Source records:
....

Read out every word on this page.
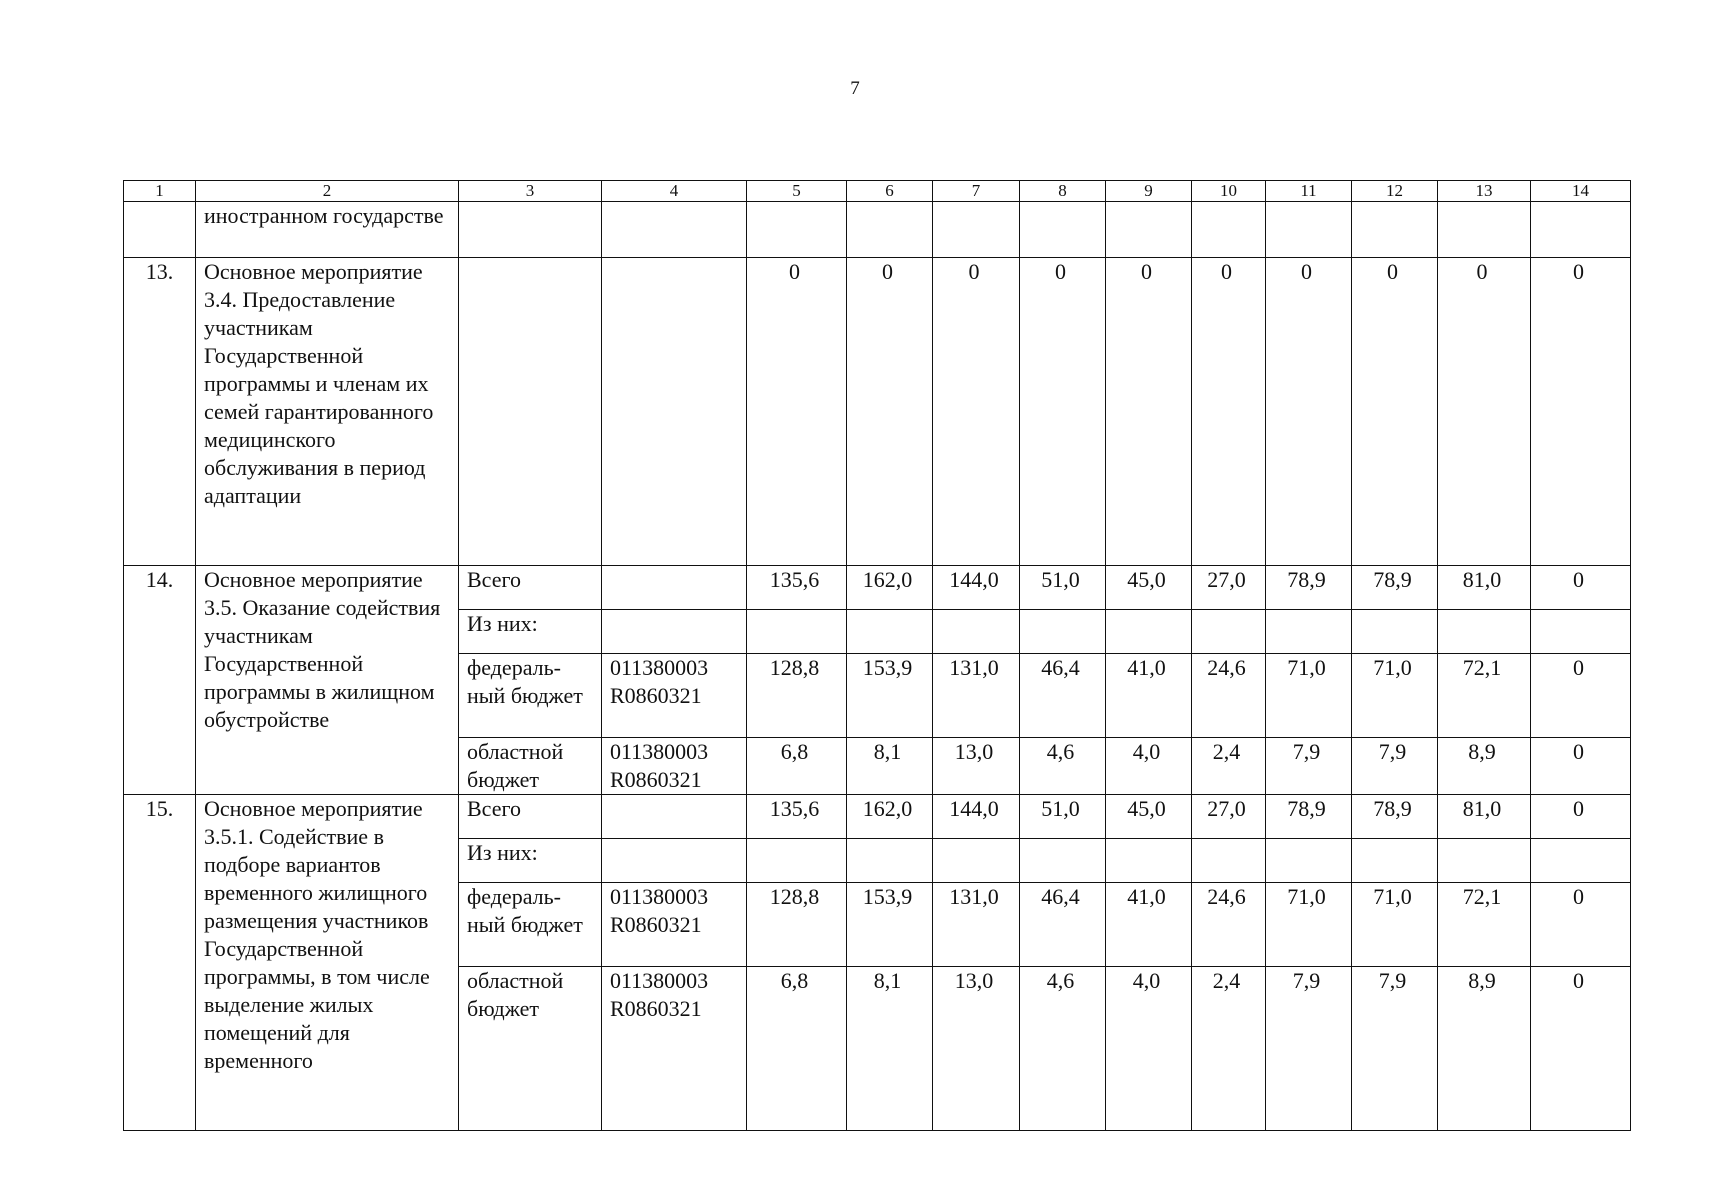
7
1	2	3	4	5	6	7	8	9	10	11	12	13	14
	иностранном государстве												
13.	Основное мероприятие 3.4. Предоставление участникам Государственной программы и членам их семей гарантированного медицинского обслуживания в период адаптации			0	0	0	0	0	0	0	0	0	0
14.	Основное мероприятие 3.5. Оказание содействия участникам Государственной программы в жилищном обустройстве	Всего		135,6	162,0	144,0	51,0	45,0	27,0	78,9	78,9	81,0	0
		Из них:											
		федераль-ный бюджет	011380003 R0860321	128,8	153,9	131,0	46,4	41,0	24,6	71,0	71,0	72,1	0
		областной бюджет	011380003 R0860321	6,8	8,1	13,0	4,6	4,0	2,4	7,9	7,9	8,9	0
15.	Основное мероприятие 3.5.1. Содействие в подборе вариантов временного жилищного размещения участников Государственной программы, в том числе выделение жилых помещений для временного	Всего		135,6	162,0	144,0	51,0	45,0	27,0	78,9	78,9	81,0	0
		Из них:											
		федераль-ный бюджет	011380003 R0860321	128,8	153,9	131,0	46,4	41,0	24,6	71,0	71,0	72,1	0
		областной бюджет	011380003 R0860321	6,8	8,1	13,0	4,6	4,0	2,4	7,9	7,9	8,9	0
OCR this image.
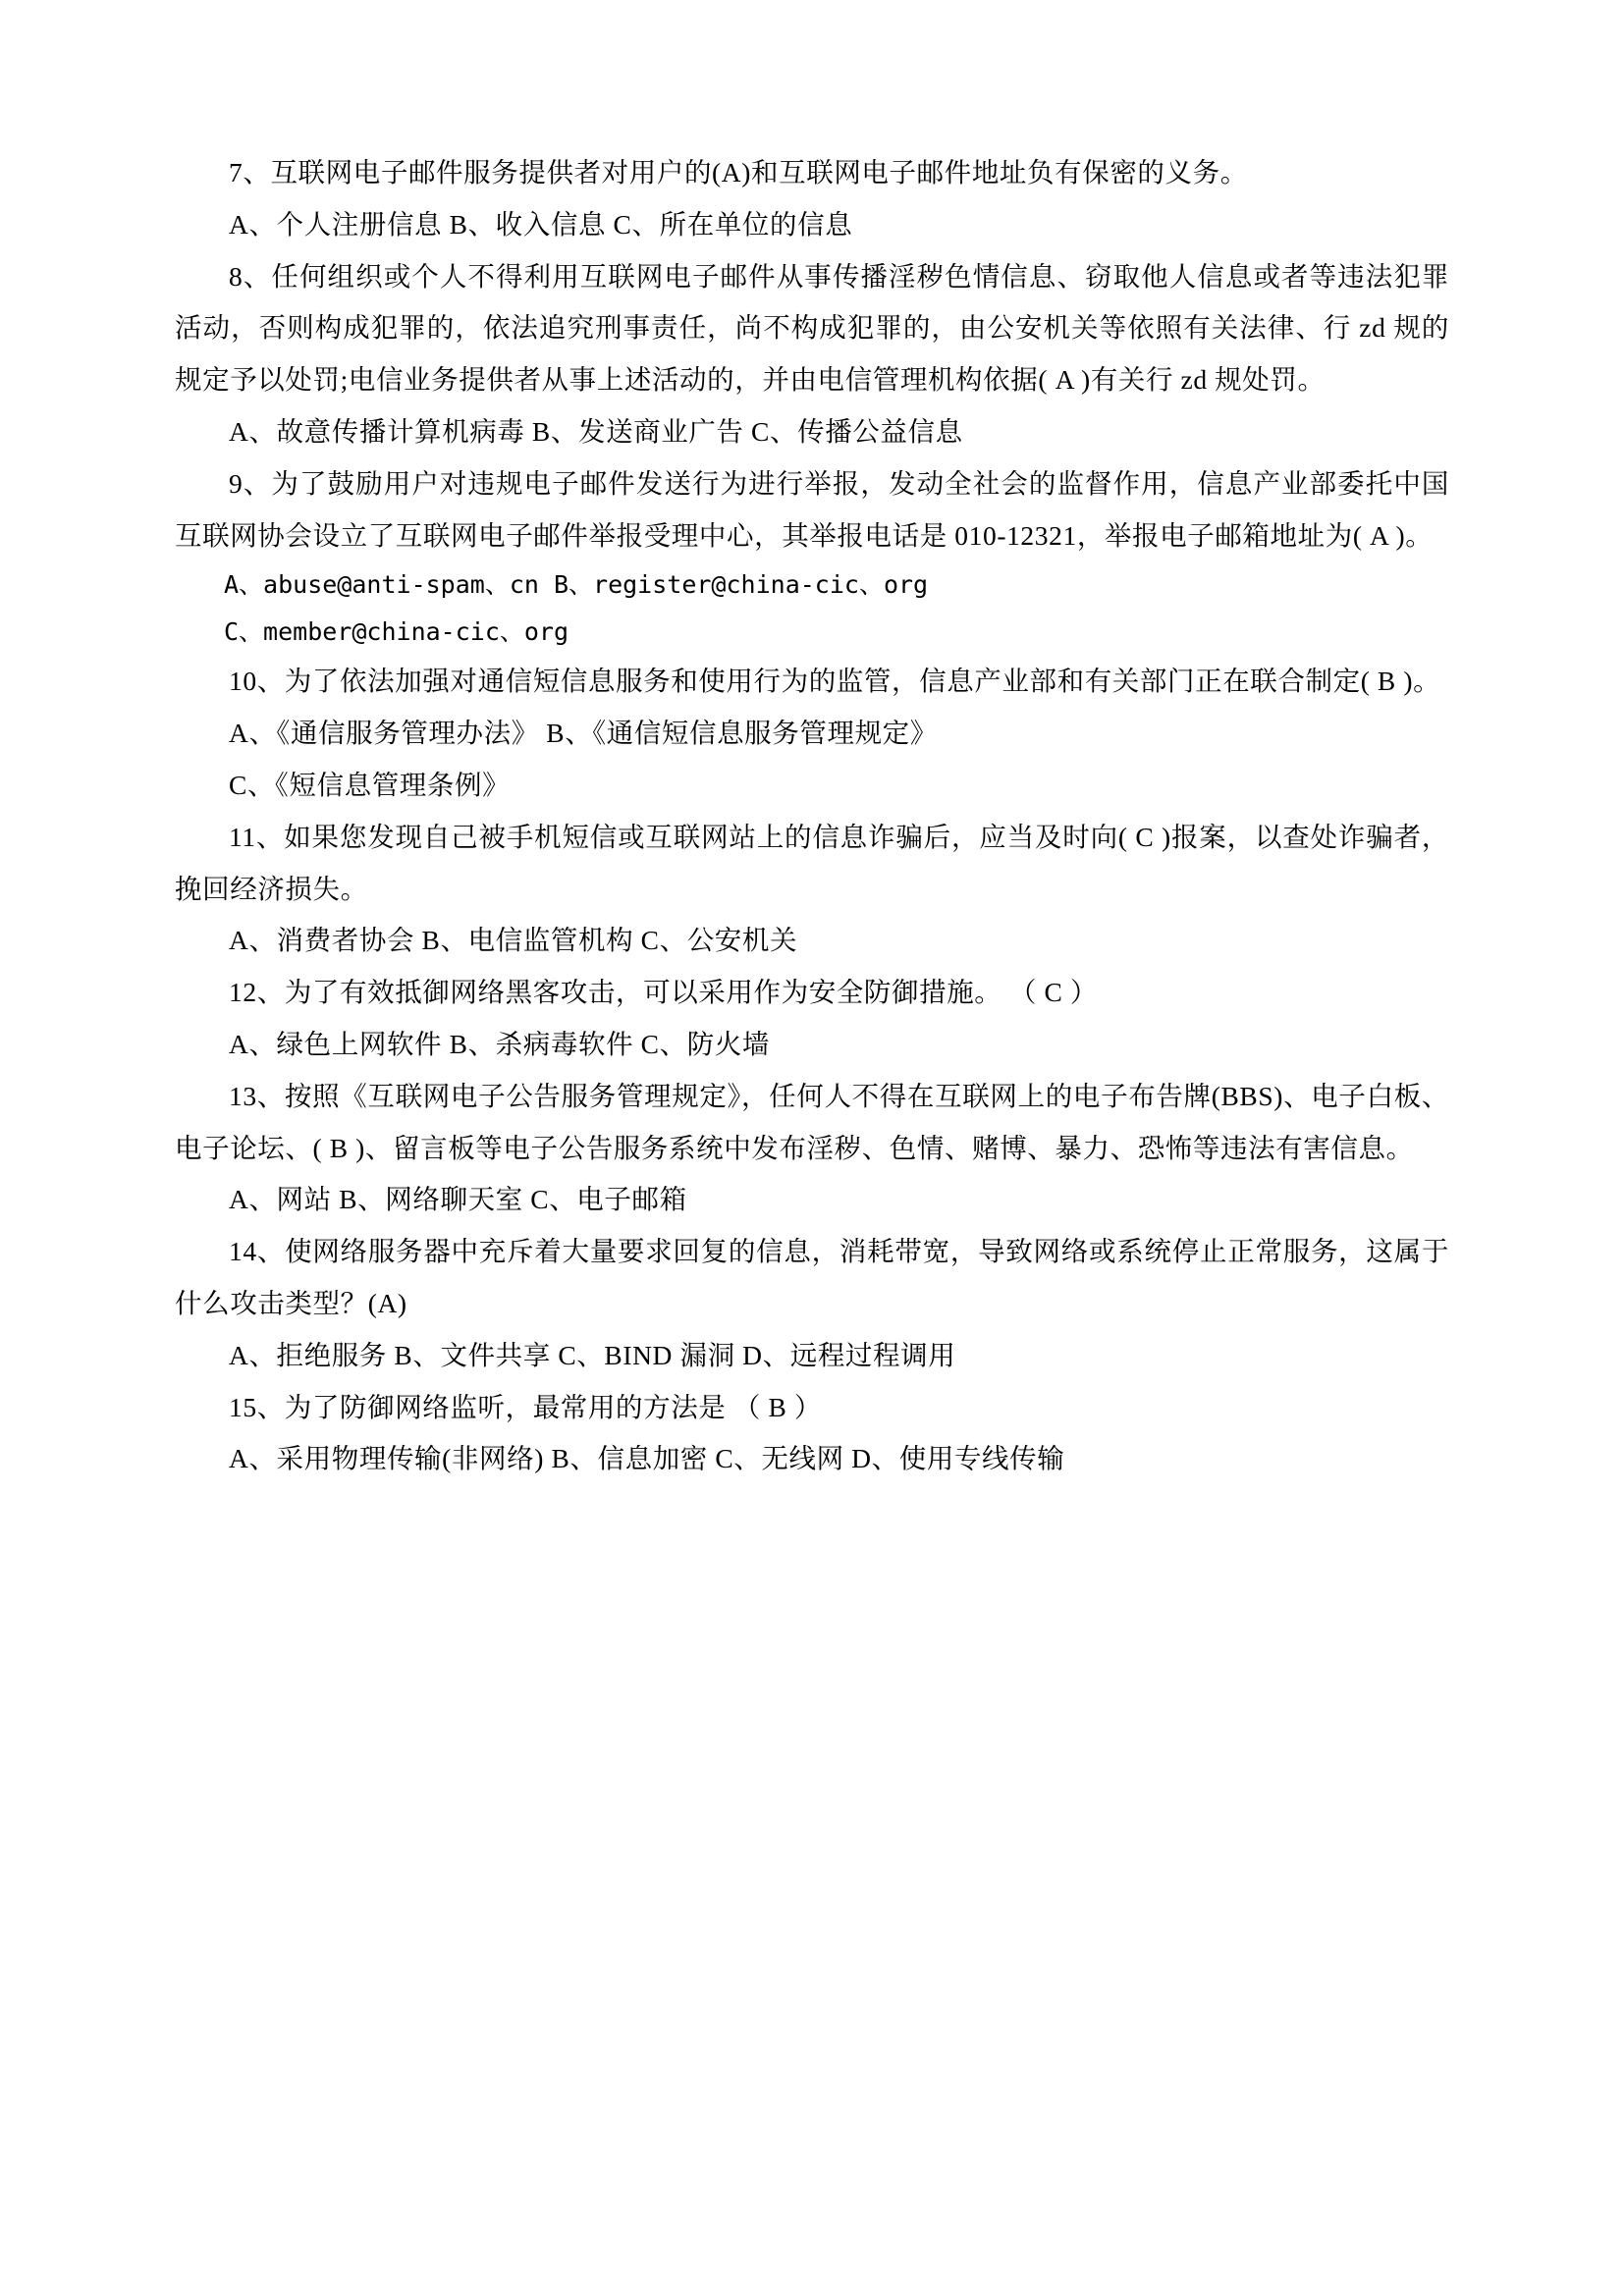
7、互联网电子邮件服务提供者对用户的(A)和互联网电子邮件地址负有保密的义务。

A、个人注册信息 B、收入信息 C、所在单位的信息

8、任何组织或个人不得利用互联网电子邮件从事传播淫秽色情信息、窃取他人信息或者等违法犯罪活动，否则构成犯罪的，依法追究刑事责任，尚不构成犯罪的，由公安机关等依照有关法律、行 zd 规的规定予以处罚;电信业务提供者从事上述活动的，并由电信管理机构依据( A )有关行 zd 规处罚。

A、故意传播计算机病毒 B、发送商业广告 C、传播公益信息

9、为了鼓励用户对违规电子邮件发送行为进行举报，发动全社会的监督作用，信息产业部委托中国互联网协会设立了互联网电子邮件举报受理中心，其举报电话是 010-12321，举报电子邮箱地址为( A )。

A、abuse@anti-spam、cn B、register@china-cic、org

C、member@china-cic、org

10、为了依法加强对通信短信息服务和使用行为的监管，信息产业部和有关部门正在联合制定( B )。

A、《通信服务管理办法》 B、《通信短信息服务管理规定》

C、《短信息管理条例》

11、如果您发现自己被手机短信或互联网站上的信息诈骗后，应当及时向( C )报案，以查处诈骗者，挽回经济损失。

A、消费者协会 B、电信监管机构 C、公安机关

12、为了有效抵御网络黑客攻击，可以采用作为安全防御措施。 （ C ）

A、绿色上网软件 B、杀病毒软件 C、防火墙

13、按照《互联网电子公告服务管理规定》，任何人不得在互联网上的电子布告牌(BBS)、电子白板、电子论坛、( B )、留言板等电子公告服务系统中发布淫秽、色情、赌博、暴力、恐怖等违法有害信息。

A、网站 B、网络聊天室 C、电子邮箱

14、使网络服务器中充斥着大量要求回复的信息，消耗带宽，导致网络或系统停止正常服务，这属于什么攻击类型？(A)

A、拒绝服务 B、文件共享 C、BIND 漏洞 D、远程过程调用

15、为了防御网络监听，最常用的方法是 （ B ）

A、采用物理传输(非网络) B、信息加密 C、无线网 D、使用专线传输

....

Problem to work on: Identify the lines of the data that contain the word "Государственной". Copy each of them.

Exercise answer:
13.	Основное мероприятие 3.4. Предоставление участникам Государственной программы и членам их семей гарантированного медицинского обслуживания в период адаптации			0	0	0	0	0	0	0	0	0	0
14.	Основное мероприятие 3.5. Оказание содействия участникам Государственной программы в жилищном обустройстве	Всего		135,6	162,0	144,0	51,0	45,0	27,0	78,9	78,9	81,0	0
15.	Основное мероприятие 3.5.1. Содействие в подборе вариантов временного жилищного размещения участников Государственной программы, в том числе выделение жилых помещений для временного	Всего		135,6	162,0	144,0	51,0	45,0	27,0	78,9	78,9	81,0	0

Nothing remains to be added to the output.